▸ EXERCISE
Please rewrite the stretch from the start of the records through the line containing "staticText: Duration bbox=[301, 498, 370, 520]", substituting "Mean" for "Average" and leaving everything else unchanged.

[Element location listings]

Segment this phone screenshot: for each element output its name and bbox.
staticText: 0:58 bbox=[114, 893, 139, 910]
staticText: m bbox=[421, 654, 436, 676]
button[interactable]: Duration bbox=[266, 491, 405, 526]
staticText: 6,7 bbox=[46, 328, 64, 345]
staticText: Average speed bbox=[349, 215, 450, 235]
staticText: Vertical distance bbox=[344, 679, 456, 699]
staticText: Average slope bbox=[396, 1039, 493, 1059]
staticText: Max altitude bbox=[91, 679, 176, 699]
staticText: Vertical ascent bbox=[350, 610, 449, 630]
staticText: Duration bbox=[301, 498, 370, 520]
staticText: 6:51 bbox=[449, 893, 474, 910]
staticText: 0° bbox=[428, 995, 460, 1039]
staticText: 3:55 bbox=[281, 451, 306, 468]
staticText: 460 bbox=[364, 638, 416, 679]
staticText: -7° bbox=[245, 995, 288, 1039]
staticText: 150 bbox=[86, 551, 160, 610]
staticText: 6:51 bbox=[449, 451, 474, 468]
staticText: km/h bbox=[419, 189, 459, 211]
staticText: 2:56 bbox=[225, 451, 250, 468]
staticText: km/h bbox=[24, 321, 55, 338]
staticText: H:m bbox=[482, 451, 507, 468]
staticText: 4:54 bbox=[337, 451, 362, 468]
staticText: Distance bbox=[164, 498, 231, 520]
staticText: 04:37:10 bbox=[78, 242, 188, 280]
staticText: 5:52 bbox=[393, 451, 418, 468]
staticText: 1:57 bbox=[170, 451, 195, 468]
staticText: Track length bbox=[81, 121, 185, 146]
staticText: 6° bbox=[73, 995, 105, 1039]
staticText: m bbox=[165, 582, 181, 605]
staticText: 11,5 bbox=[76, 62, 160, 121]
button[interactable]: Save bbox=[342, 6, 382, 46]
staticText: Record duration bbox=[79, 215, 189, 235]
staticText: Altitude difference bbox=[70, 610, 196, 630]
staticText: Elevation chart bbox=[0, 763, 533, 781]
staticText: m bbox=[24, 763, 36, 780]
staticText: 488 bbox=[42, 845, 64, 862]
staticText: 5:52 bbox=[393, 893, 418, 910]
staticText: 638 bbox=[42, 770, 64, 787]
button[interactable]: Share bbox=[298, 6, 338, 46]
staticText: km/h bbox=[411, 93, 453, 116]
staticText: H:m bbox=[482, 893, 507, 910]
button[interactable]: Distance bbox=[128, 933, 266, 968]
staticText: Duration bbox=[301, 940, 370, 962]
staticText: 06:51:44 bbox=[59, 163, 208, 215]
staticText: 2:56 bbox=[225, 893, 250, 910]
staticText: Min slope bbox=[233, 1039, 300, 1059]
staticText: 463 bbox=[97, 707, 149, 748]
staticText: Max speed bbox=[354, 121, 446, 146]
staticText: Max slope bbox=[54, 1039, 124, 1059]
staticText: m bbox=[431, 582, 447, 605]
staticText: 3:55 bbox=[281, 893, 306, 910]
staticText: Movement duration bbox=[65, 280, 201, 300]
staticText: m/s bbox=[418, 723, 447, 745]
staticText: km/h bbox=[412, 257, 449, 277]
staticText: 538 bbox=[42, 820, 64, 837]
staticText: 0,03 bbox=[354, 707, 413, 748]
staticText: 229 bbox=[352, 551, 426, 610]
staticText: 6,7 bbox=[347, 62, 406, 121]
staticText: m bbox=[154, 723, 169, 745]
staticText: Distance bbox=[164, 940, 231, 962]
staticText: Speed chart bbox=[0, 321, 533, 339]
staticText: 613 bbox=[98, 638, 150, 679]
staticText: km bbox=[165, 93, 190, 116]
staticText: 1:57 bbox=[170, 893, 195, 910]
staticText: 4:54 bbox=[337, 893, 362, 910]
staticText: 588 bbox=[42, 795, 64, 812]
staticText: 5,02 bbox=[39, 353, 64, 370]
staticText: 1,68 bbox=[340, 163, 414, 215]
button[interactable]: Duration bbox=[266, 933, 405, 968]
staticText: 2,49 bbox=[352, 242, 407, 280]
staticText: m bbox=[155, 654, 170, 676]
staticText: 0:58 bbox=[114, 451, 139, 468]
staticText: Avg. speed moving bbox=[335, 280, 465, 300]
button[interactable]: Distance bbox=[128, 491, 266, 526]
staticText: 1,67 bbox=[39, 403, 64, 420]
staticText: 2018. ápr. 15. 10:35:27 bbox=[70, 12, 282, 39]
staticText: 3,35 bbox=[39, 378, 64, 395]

▸ EXERCISE ANSWER
Segment this phone screenshot: for each element output its name and bbox.
staticText: 0:58 bbox=[114, 893, 139, 910]
staticText: m bbox=[421, 654, 436, 676]
button[interactable]: Duration bbox=[266, 491, 405, 526]
staticText: 6,7 bbox=[46, 328, 64, 345]
staticText: Mean speed bbox=[349, 215, 450, 235]
staticText: Vertical distance bbox=[344, 679, 456, 699]
staticText: Mean slope bbox=[396, 1039, 493, 1059]
staticText: Max altitude bbox=[91, 679, 176, 699]
staticText: Vertical ascent bbox=[350, 610, 449, 630]
staticText: Duration bbox=[301, 498, 370, 520]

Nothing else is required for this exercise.